Faithfully return all lines, omitting every embedded picture.

—————

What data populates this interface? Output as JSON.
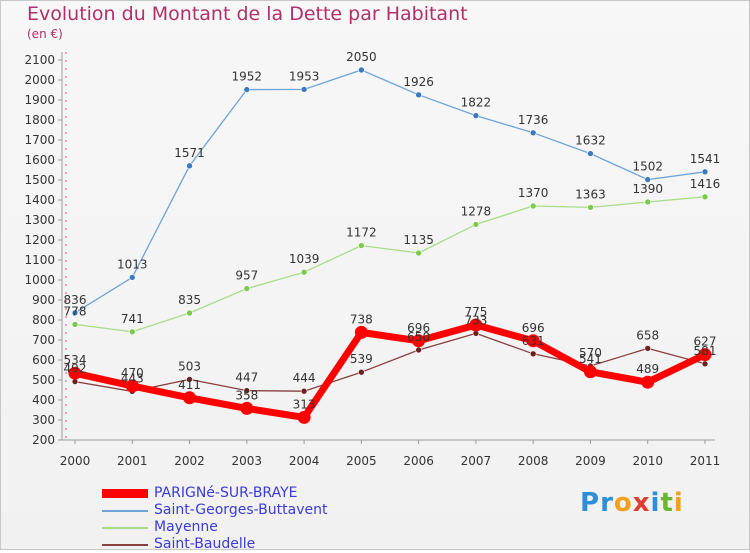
{
  "title": "Evolution du Montant de la Dette par Habitant",
  "unit_label": "(en €)",
  "logo": {
    "letters": [
      "P",
      "r",
      "o",
      "x",
      "i",
      "t",
      "i"
    ],
    "colors": [
      "#2f8ed8",
      "#2f8ed8",
      "#f0a21c",
      "#e33c2a",
      "#2f8ed8",
      "#6bb82e",
      "#f0a21c"
    ]
  },
  "chart_data": {
    "type": "line",
    "title": "Evolution du Montant de la Dette par Habitant",
    "ylabel": "(en €)",
    "xlabel": "",
    "x": [
      "2000",
      "2001",
      "2002",
      "2003",
      "2004",
      "2005",
      "2006",
      "2007",
      "2008",
      "2009",
      "2010",
      "2011"
    ],
    "ylim": [
      200,
      2100
    ],
    "yticks": [
      "200",
      "300",
      "400",
      "500",
      "600",
      "700",
      "800",
      "900",
      "1000",
      "1100",
      "1200",
      "1300",
      "1400",
      "1500",
      "1600",
      "1700",
      "1800",
      "1900",
      "2000",
      "2100"
    ],
    "grid": false,
    "legend_position": "bottom-left",
    "series": [
      {
        "name": "Saint-Georges-Buttavent",
        "color": "#6fa3d6",
        "marker": "#3a7bbf",
        "width": 1.3,
        "values": [
          836,
          1013,
          1571,
          1952,
          1953,
          2050,
          1926,
          1822,
          1736,
          1632,
          1502,
          1541
        ],
        "labels": [
          "836",
          "1013",
          "1571",
          "1952",
          "1953",
          "2050",
          "1926",
          "1822",
          "1736",
          "1632",
          "1502",
          "1541"
        ]
      },
      {
        "name": "Mayenne",
        "color": "#a9dc8a",
        "marker": "#7cc94b",
        "width": 1.3,
        "values": [
          778,
          741,
          835,
          957,
          1039,
          1172,
          1135,
          1278,
          1370,
          1363,
          1390,
          1416
        ],
        "labels": [
          "778",
          "741",
          "835",
          "957",
          "1039",
          "1172",
          "1135",
          "1278",
          "1370",
          "1363",
          "1390",
          "1416"
        ]
      },
      {
        "name": "Saint-Baudelle",
        "color": "#8a3f3f",
        "marker": "#6e1f1f",
        "width": 1.3,
        "values": [
          492,
          443,
          503,
          447,
          444,
          539,
          650,
          733,
          631,
          570,
          658,
          581
        ],
        "labels": [
          "492",
          "443",
          "503",
          "447",
          "444",
          "539",
          "650",
          "733",
          "631",
          "570",
          "658",
          "581"
        ]
      },
      {
        "name": "PARIGNé-SUR-BRAYE",
        "color": "#ff0000",
        "marker": "#ff0000",
        "width": 7,
        "values": [
          534,
          470,
          411,
          358,
          313,
          738,
          696,
          775,
          696,
          541,
          489,
          627
        ],
        "labels": [
          "534",
          "470",
          "411",
          "358",
          "313",
          "738",
          "696",
          "775",
          "696",
          "541",
          "489",
          "627"
        ]
      }
    ],
    "legend_order": [
      "PARIGNé-SUR-BRAYE",
      "Saint-Georges-Buttavent",
      "Mayenne",
      "Saint-Baudelle"
    ]
  }
}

—————

Response to the task:
What data populates this interface? Output as JSON.
{
  "title": "Evolution du Montant de la Dette par Habitant",
  "unit_label": "(en €)",
  "logo": {
    "letters": [
      "P",
      "r",
      "o",
      "x",
      "i",
      "t",
      "i"
    ],
    "colors": [
      "#2f8ed8",
      "#2f8ed8",
      "#f0a21c",
      "#e33c2a",
      "#2f8ed8",
      "#6bb82e",
      "#f0a21c"
    ]
  },
  "chart_data": {
    "type": "line",
    "title": "Evolution du Montant de la Dette par Habitant",
    "ylabel": "(en €)",
    "xlabel": "",
    "x": [
      "2000",
      "2001",
      "2002",
      "2003",
      "2004",
      "2005",
      "2006",
      "2007",
      "2008",
      "2009",
      "2010",
      "2011"
    ],
    "ylim": [
      200,
      2100
    ],
    "yticks": [
      "200",
      "300",
      "400",
      "500",
      "600",
      "700",
      "800",
      "900",
      "1000",
      "1100",
      "1200",
      "1300",
      "1400",
      "1500",
      "1600",
      "1700",
      "1800",
      "1900",
      "2000",
      "2100"
    ],
    "grid": false,
    "legend_position": "bottom-left",
    "series": [
      {
        "name": "Saint-Georges-Buttavent",
        "color": "#6fa3d6",
        "marker": "#3a7bbf",
        "width": 1.3,
        "values": [
          836,
          1013,
          1571,
          1952,
          1953,
          2050,
          1926,
          1822,
          1736,
          1632,
          1502,
          1541
        ],
        "labels": [
          "836",
          "1013",
          "1571",
          "1952",
          "1953",
          "2050",
          "1926",
          "1822",
          "1736",
          "1632",
          "1502",
          "1541"
        ]
      },
      {
        "name": "Mayenne",
        "color": "#a9dc8a",
        "marker": "#7cc94b",
        "width": 1.3,
        "values": [
          778,
          741,
          835,
          957,
          1039,
          1172,
          1135,
          1278,
          1370,
          1363,
          1390,
          1416
        ],
        "labels": [
          "778",
          "741",
          "835",
          "957",
          "1039",
          "1172",
          "1135",
          "1278",
          "1370",
          "1363",
          "1390",
          "1416"
        ]
      },
      {
        "name": "Saint-Baudelle",
        "color": "#8a3f3f",
        "marker": "#6e1f1f",
        "width": 1.3,
        "values": [
          492,
          443,
          503,
          447,
          444,
          539,
          650,
          733,
          631,
          570,
          658,
          581
        ],
        "labels": [
          "492",
          "443",
          "503",
          "447",
          "444",
          "539",
          "650",
          "733",
          "631",
          "570",
          "658",
          "581"
        ]
      },
      {
        "name": "PARIGNé-SUR-BRAYE",
        "color": "#ff0000",
        "marker": "#ff0000",
        "width": 7,
        "values": [
          534,
          470,
          411,
          358,
          313,
          738,
          696,
          775,
          696,
          541,
          489,
          627
        ],
        "labels": [
          "534",
          "470",
          "411",
          "358",
          "313",
          "738",
          "696",
          "775",
          "696",
          "541",
          "489",
          "627"
        ]
      }
    ],
    "legend_order": [
      "PARIGNé-SUR-BRAYE",
      "Saint-Georges-Buttavent",
      "Mayenne",
      "Saint-Baudelle"
    ]
  }
}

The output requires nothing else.